DATA ENTRIES:
===============
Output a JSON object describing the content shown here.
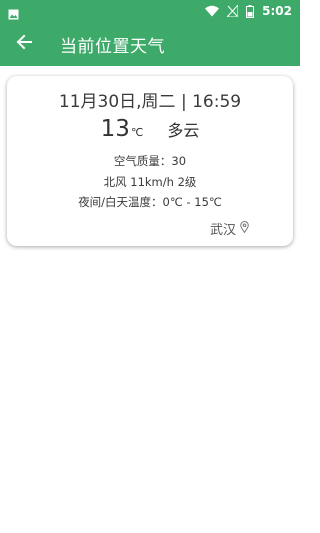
{
  "status_bar": {
    "time": "5:02",
    "battery_level": 0.4,
    "icons": [
      "image-icon",
      "wifi-icon",
      "signal-icon",
      "battery-icon"
    ]
  },
  "app_bar": {
    "title": "当前位置天气",
    "back_icon": "arrow-left-icon",
    "color": "#3daa6a"
  },
  "weather": {
    "datetime": "11月30日,周二 | 16:59",
    "temperature": "13",
    "temperature_unit": "℃",
    "condition": "多云",
    "air_quality": "空气质量：30",
    "wind": "北风 11km/h 2级",
    "temp_range": "夜间/白天温度：0℃ - 15℃",
    "location": "武汉",
    "location_icon": "map-pin-icon"
  }
}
===============
STATED EXERCISE:
Repeat the records above verbatim, with no pictures in the result.

RESULT BELOW:
Output a JSON object describing the content shown here.
{
  "status_bar": {
    "time": "5:02",
    "battery_level": 0.4,
    "icons": [
      "image-icon",
      "wifi-icon",
      "signal-icon",
      "battery-icon"
    ]
  },
  "app_bar": {
    "title": "当前位置天气",
    "back_icon": "arrow-left-icon",
    "color": "#3daa6a"
  },
  "weather": {
    "datetime": "11月30日,周二 | 16:59",
    "temperature": "13",
    "temperature_unit": "℃",
    "condition": "多云",
    "air_quality": "空气质量：30",
    "wind": "北风 11km/h 2级",
    "temp_range": "夜间/白天温度：0℃ - 15℃",
    "location": "武汉",
    "location_icon": "map-pin-icon"
  }
}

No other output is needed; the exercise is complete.